● Prompt: State the number of lines that include the string "color", and write nothing else.

Begin Material to process

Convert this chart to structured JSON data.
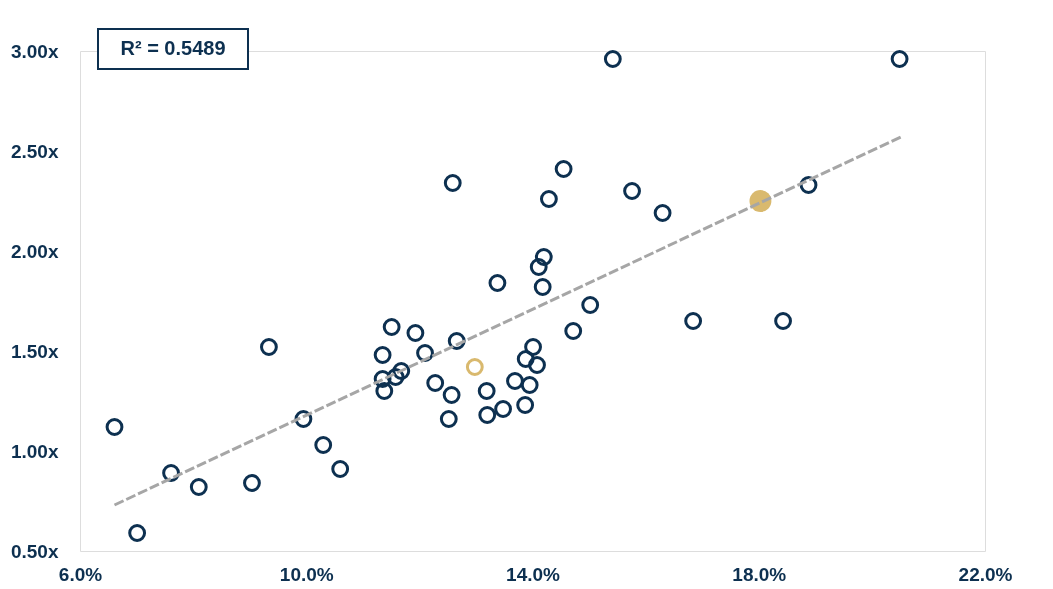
{
  "chart_data": {
    "type": "scatter",
    "xlim": [
      6.0,
      22.0
    ],
    "xticks": [
      {
        "value": 6,
        "label": "6.0%"
      },
      {
        "value": 10,
        "label": "10.0%"
      },
      {
        "value": 14,
        "label": "14.0%"
      },
      {
        "value": 18,
        "label": "18.0%"
      },
      {
        "value": 22,
        "label": "22.0%"
      }
    ],
    "ylim": [
      0.5,
      3.0
    ],
    "yticks": [
      {
        "value": 0.5,
        "label": "0.50x"
      },
      {
        "value": 1.0,
        "label": "1.00x"
      },
      {
        "value": 1.5,
        "label": "1.50x"
      },
      {
        "value": 2.0,
        "label": "2.00x"
      },
      {
        "value": 2.5,
        "label": "2.50x"
      },
      {
        "value": 3.0,
        "label": "3.00x"
      }
    ],
    "grid": false,
    "marker": "circle",
    "annotations": [
      "R² = 0.5489"
    ],
    "series": [
      {
        "color": "#0d3050",
        "x": [
          6.61,
          7.01,
          7.61,
          8.1,
          9.04,
          9.34,
          9.95,
          10.3,
          10.6,
          11.35,
          11.35,
          11.38,
          11.51,
          11.58,
          11.68,
          11.93,
          12.1,
          12.28,
          12.52,
          12.57,
          12.59,
          12.66,
          13.19,
          13.2,
          13.38,
          13.48,
          13.69,
          13.87,
          13.88,
          13.95,
          14.01,
          14.08,
          14.11,
          14.18,
          14.2,
          14.29,
          14.55,
          14.72,
          15.02,
          15.42,
          15.76,
          16.3,
          16.84,
          18.43,
          18.88,
          20.49
        ],
        "values": [
          1.12,
          0.59,
          0.89,
          0.82,
          0.84,
          1.52,
          1.16,
          1.03,
          0.91,
          1.48,
          1.36,
          1.3,
          1.62,
          1.37,
          1.4,
          1.59,
          1.49,
          1.34,
          1.16,
          1.28,
          2.34,
          1.55,
          1.3,
          1.18,
          1.84,
          1.21,
          1.35,
          1.23,
          1.46,
          1.33,
          1.52,
          1.43,
          1.92,
          1.82,
          1.97,
          2.26,
          2.41,
          1.6,
          1.73,
          2.96,
          2.3,
          2.19,
          1.65,
          1.65,
          2.33,
          2.96
        ]
      },
      {
        "color": "#d9b96e",
        "x": [
          12.98
        ],
        "values": [
          1.42
        ]
      },
      {
        "type": "bubble",
        "color": "#d9b96e",
        "x": [
          18.03
        ],
        "values": [
          2.25
        ],
        "sizes": [
          1
        ]
      },
      {
        "type": "line",
        "color": "#a6a6a6",
        "line_style": "dashed",
        "marker": "none",
        "x": [
          6.61,
          20.51
        ],
        "values": [
          0.73,
          2.57
        ]
      }
    ]
  }
}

End Material to process

● Reply to the task: 4